[START Record list]

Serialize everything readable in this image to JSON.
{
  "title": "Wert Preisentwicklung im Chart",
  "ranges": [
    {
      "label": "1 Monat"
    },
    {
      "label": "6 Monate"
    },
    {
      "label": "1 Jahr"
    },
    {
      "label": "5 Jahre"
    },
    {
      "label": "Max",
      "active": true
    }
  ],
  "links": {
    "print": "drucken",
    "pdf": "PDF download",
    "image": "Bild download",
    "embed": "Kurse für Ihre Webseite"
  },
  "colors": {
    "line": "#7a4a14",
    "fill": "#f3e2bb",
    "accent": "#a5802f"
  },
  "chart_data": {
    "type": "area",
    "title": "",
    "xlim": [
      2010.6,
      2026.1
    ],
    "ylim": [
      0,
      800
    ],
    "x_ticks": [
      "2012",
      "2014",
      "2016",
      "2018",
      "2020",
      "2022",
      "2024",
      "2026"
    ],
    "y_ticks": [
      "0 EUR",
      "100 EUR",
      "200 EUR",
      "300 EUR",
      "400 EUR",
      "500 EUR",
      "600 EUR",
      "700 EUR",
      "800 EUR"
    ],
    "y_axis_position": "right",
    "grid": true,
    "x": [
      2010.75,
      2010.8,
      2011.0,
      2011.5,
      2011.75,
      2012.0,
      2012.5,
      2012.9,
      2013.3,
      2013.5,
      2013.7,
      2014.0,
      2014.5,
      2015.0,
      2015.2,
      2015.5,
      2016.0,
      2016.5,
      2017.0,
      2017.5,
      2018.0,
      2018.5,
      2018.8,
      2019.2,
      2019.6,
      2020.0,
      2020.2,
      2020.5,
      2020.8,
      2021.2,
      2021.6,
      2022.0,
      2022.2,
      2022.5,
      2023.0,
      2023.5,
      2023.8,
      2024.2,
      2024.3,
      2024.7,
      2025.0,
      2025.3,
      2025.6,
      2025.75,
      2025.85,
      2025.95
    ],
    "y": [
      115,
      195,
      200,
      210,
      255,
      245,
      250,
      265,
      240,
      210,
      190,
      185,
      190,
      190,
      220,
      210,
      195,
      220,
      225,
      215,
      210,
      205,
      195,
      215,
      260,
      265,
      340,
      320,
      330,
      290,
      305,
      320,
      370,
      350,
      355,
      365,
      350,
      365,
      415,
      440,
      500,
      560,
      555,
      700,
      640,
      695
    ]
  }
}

[END Record list]

• Description of the task: Write every entry out again exactly.

• Answer to this problem:
Serialize everything readable in this image to JSON.
{
  "title": "Wert Preisentwicklung im Chart",
  "ranges": [
    {
      "label": "1 Monat"
    },
    {
      "label": "6 Monate"
    },
    {
      "label": "1 Jahr"
    },
    {
      "label": "5 Jahre"
    },
    {
      "label": "Max",
      "active": true
    }
  ],
  "links": {
    "print": "drucken",
    "pdf": "PDF download",
    "image": "Bild download",
    "embed": "Kurse für Ihre Webseite"
  },
  "colors": {
    "line": "#7a4a14",
    "fill": "#f3e2bb",
    "accent": "#a5802f"
  },
  "chart_data": {
    "type": "area",
    "title": "",
    "xlim": [
      2010.6,
      2026.1
    ],
    "ylim": [
      0,
      800
    ],
    "x_ticks": [
      "2012",
      "2014",
      "2016",
      "2018",
      "2020",
      "2022",
      "2024",
      "2026"
    ],
    "y_ticks": [
      "0 EUR",
      "100 EUR",
      "200 EUR",
      "300 EUR",
      "400 EUR",
      "500 EUR",
      "600 EUR",
      "700 EUR",
      "800 EUR"
    ],
    "y_axis_position": "right",
    "grid": true,
    "x": [
      2010.75,
      2010.8,
      2011.0,
      2011.5,
      2011.75,
      2012.0,
      2012.5,
      2012.9,
      2013.3,
      2013.5,
      2013.7,
      2014.0,
      2014.5,
      2015.0,
      2015.2,
      2015.5,
      2016.0,
      2016.5,
      2017.0,
      2017.5,
      2018.0,
      2018.5,
      2018.8,
      2019.2,
      2019.6,
      2020.0,
      2020.2,
      2020.5,
      2020.8,
      2021.2,
      2021.6,
      2022.0,
      2022.2,
      2022.5,
      2023.0,
      2023.5,
      2023.8,
      2024.2,
      2024.3,
      2024.7,
      2025.0,
      2025.3,
      2025.6,
      2025.75,
      2025.85,
      2025.95
    ],
    "y": [
      115,
      195,
      200,
      210,
      255,
      245,
      250,
      265,
      240,
      210,
      190,
      185,
      190,
      190,
      220,
      210,
      195,
      220,
      225,
      215,
      210,
      205,
      195,
      215,
      260,
      265,
      340,
      320,
      330,
      290,
      305,
      320,
      370,
      350,
      355,
      365,
      350,
      365,
      415,
      440,
      500,
      560,
      555,
      700,
      640,
      695
    ]
  }
}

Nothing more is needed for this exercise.